* [A block of data]
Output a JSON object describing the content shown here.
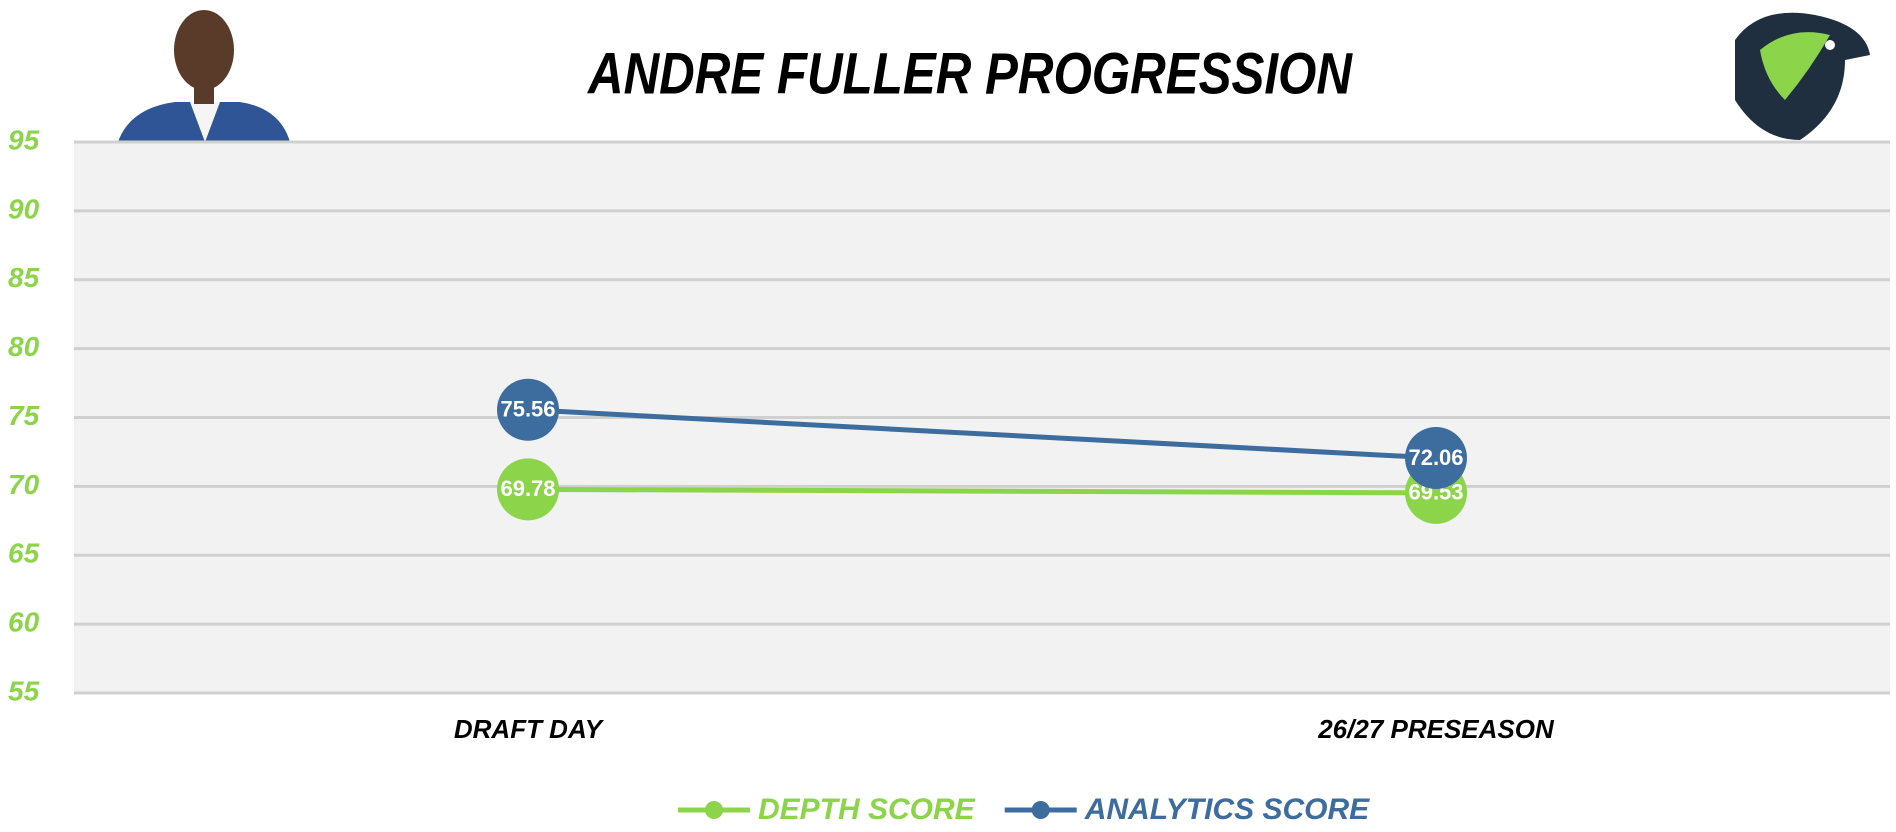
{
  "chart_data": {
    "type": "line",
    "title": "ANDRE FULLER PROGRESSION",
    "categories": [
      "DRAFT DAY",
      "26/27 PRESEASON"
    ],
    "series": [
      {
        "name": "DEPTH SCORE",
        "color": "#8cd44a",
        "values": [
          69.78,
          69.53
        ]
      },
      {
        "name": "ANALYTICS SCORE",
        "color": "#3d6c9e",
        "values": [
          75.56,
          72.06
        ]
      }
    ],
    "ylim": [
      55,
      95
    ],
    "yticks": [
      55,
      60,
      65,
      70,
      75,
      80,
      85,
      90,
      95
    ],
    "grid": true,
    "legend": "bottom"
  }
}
* * *
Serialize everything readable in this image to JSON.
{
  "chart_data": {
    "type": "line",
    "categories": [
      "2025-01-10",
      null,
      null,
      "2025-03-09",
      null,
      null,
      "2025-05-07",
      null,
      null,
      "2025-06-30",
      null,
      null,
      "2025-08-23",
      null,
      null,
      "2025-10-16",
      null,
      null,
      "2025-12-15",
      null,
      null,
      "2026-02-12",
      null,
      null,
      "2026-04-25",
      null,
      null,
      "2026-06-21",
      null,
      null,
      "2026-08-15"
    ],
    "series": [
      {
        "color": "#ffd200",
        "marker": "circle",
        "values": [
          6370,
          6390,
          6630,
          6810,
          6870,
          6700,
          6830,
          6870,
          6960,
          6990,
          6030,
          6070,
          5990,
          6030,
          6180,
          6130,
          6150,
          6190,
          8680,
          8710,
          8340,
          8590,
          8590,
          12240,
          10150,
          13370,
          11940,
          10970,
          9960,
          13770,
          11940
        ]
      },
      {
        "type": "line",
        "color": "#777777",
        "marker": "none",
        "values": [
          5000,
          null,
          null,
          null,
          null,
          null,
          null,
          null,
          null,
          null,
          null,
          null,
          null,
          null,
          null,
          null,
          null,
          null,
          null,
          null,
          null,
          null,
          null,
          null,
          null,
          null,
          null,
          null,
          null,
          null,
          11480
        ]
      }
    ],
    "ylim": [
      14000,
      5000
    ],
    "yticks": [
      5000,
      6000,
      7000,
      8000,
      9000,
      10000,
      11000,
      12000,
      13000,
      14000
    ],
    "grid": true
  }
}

* [Task description]
Select the lines that carry the string "name" and copy them.

* [Solution]
        "name": "DEPTH SCORE",
        "name": "ANALYTICS SCORE",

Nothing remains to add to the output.